TASK DETAILS: Show each line from the listing that includes the word "ołtarza".

DATA:
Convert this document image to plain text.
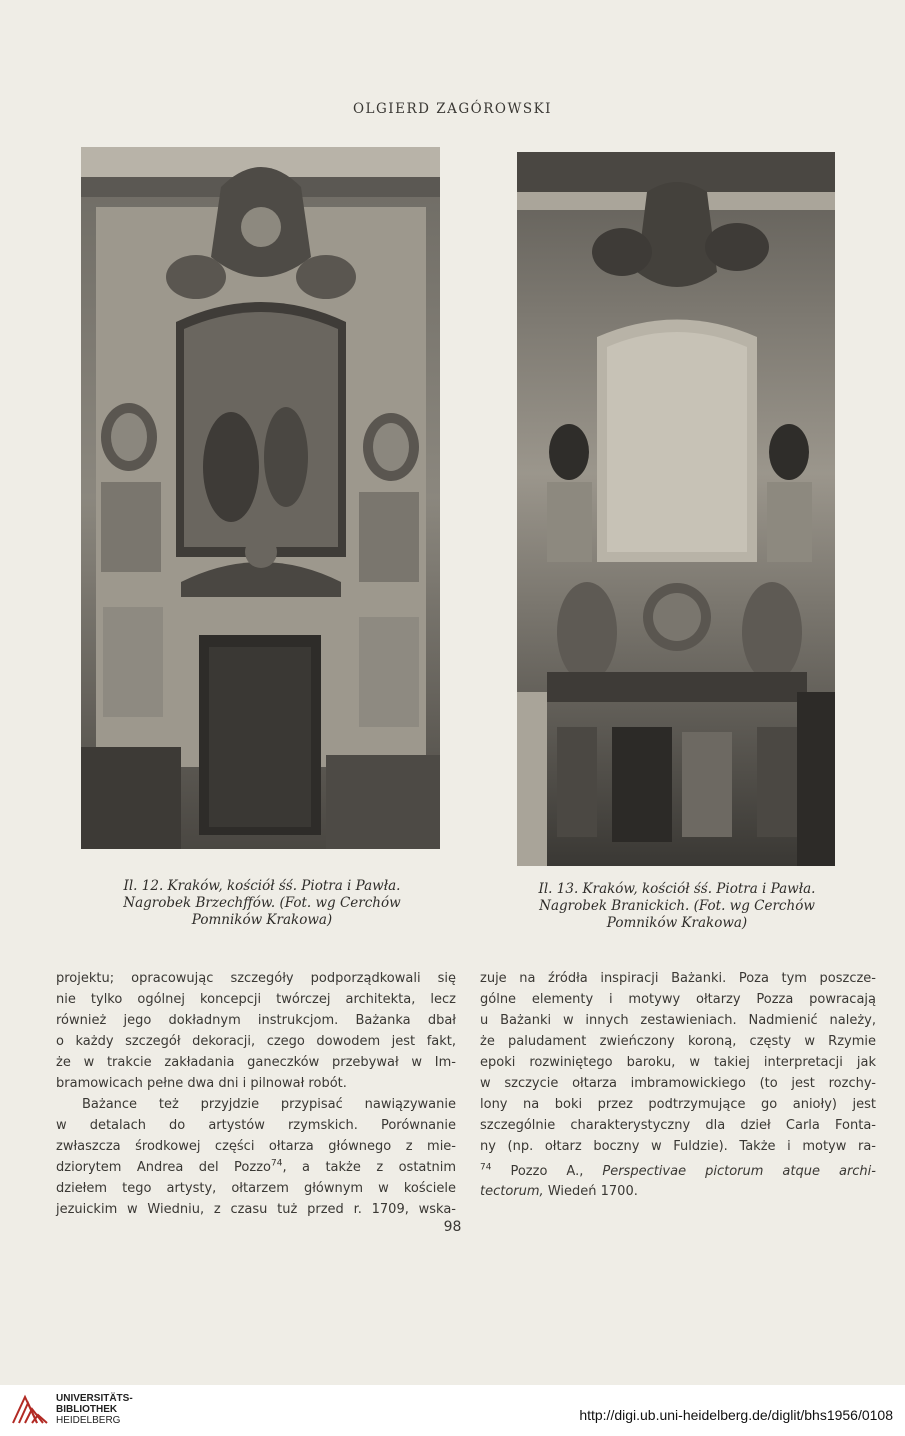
OLGIERD ZAGÓROWSKI
Il. 12. Kraków, kościół śś. Piotra i Pawła.
Nagrobek Brzechffów. (Fot. wg Cerchów
Pomników Krakowa)
Il. 13. Kraków, kościół śś. Piotra i Pawła.
Nagrobek Branickich. (Fot. wg Cerchów
Pomników Krakowa)

projektu; opracowując szczegóły podporządkowali się

nie tylko ogólnej koncepcji twórczej architekta, lecz

również jego dokładnym instrukcjom. Bażanka dbał

o każdy szczegół dekoracji, czego dowodem jest fakt,

że w trakcie zakładania ganeczków przebywał w Im-

bramowicach pełne dwa dni i pilnował robót.

Bażance też przyjdzie przypisać nawiązywanie

w detalach do artystów rzymskich. Porównanie

zwłaszcza środkowej części ołtarza głównego z mie-

dziorytem Andrea del Pozzo$^{74}$, a także z ostatnim

dziełem tego artysty, ołtarzem głównym w kościele

jezuickim w Wiedniu, z czasu tuż przed r. 1709, wska-

zuje na źródła inspiracji Bażanki. Poza tym poszcze-

gólne elementy i motywy ołtarzy Pozza powracają

u Bażanki w innych zestawieniach. Nadmienić należy,

że paludament zwieńczony koroną, częsty w Rzymie

epoki rozwiniętego baroku, w takiej interpretacji jak

w szczycie ołtarza imbramowickiego (to jest rozchy-

lony na boki przez podtrzymujące go anioły) jest

szczególnie charakterystyczny dla dzieł Carla Fonta-

ny (np. ołtarz boczny w Fuldzie). Także i motyw ra-

$^{74}$ Pozzo A., Perspectivae pictorum atque archi-
tectorum, Wiedeń 1700.
98
UNIVERSITÄTS-
BIBLIOTHEK
HEIDELBERG	http://digi.ub.uni-heidelberg.de/diglit/bhs1956/0108
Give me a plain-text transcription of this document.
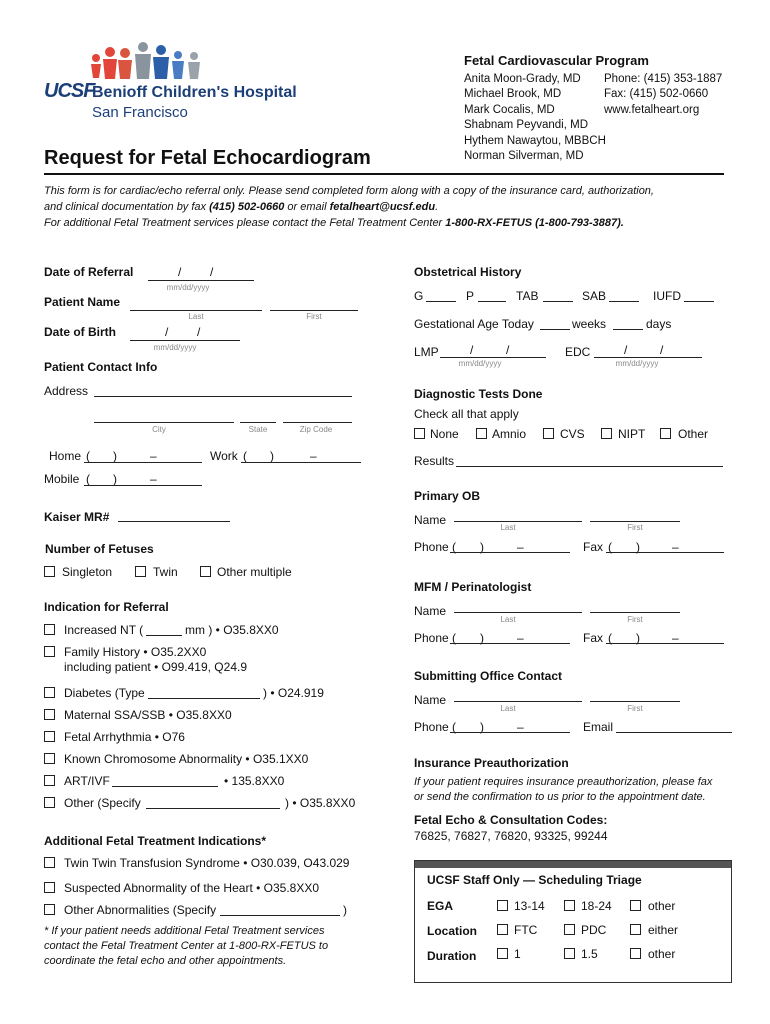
UCSF
Benioff Children's Hospital
San Francisco
Request for Fetal Echocardiogram
Fetal Cardiovascular Program
Anita Moon-Grady, MD
Michael Brook, MD
Mark Cocalis, MD
Shabnam Peyvandi, MD
Hythem Nawaytou, MBBCH
Norman Silverman, MD
Phone: (415) 353-1887
Fax: (415) 502-0660
www.fetalheart.org
This form is for cardiac/echo referral only. Please send completed form along with a copy of the insurance card, authorization,
and clinical documentation by fax (415) 502-0660 or email fetalheart@ucsf.edu.
For additional Fetal Treatment services please contact the Fetal Treatment Center 1-800-RX-FETUS (1-800-793-3887).
Date of Referral	/ /
mm/dd/yyyy
Patient Name
Last	First
Date of Birth	/ /
mm/dd/yyyy
Patient Contact Info
Address
City	State	Zip Code
Home ( )	–	Work ( )	–
Mobile ( )	–
Kaiser MR#
Number of Fetuses
Singleton	Twin	Other multiple
Indication for Referral
Increased NT (	mm ) • O35.8XX0
Family History • O35.2XX0
including patient • O99.419, Q24.9
Diabetes (Type	) • O24.919
Maternal SSA/SSB • O35.8XX0
Fetal Arrhythmia • O76
Known Chromosome Abnormality • O35.1XX0
ART/IVF	• 135.8XX0
Other (Specify	) • O35.8XX0
Additional Fetal Treatment Indications*
Twin Twin Transfusion Syndrome • O30.039, O43.029
Suspected Abnormality of the Heart • O35.8XX0
Other Abnormalities (Specify	)
* If your patient needs additional Fetal Treatment services
contact the Fetal Treatment Center at 1-800-RX-FETUS to
coordinate the fetal echo and other appointments.
Obstetrical History
G	P	TAB	SAB	IUFD
Gestational Age Today	weeks	days
LMP	/	/
mm/dd/yyyy
EDC	/	/
mm/dd/yyyy
Diagnostic Tests Done
Check all that apply
None	Amnio	CVS	NIPT	Other
Results
Primary OB
Name
Last	First
Phone ( )	–	Fax ( )	–
MFM / Perinatologist
Name
Last	First
Phone ( )	–	Fax ( )	–
Submitting Office Contact
Name
Last	First
Phone ( )	–	Email
Insurance Preauthorization
If your patient requires insurance preauthorization, please fax
or send the confirmation to us prior to the appointment date.
Fetal Echo & Consultation Codes:
76825, 76827, 76820, 93325, 99244
UCSF Staff Only — Scheduling Triage
EGA	13-14	18-24	other
Location	FTC	PDC	either
Duration	1	1.5	other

RIGHT ANSWER:
zwłaszcza środkowej części ołtarza głównego z mie-
w szczycie ołtarza imbramowickiego (to jest rozchy-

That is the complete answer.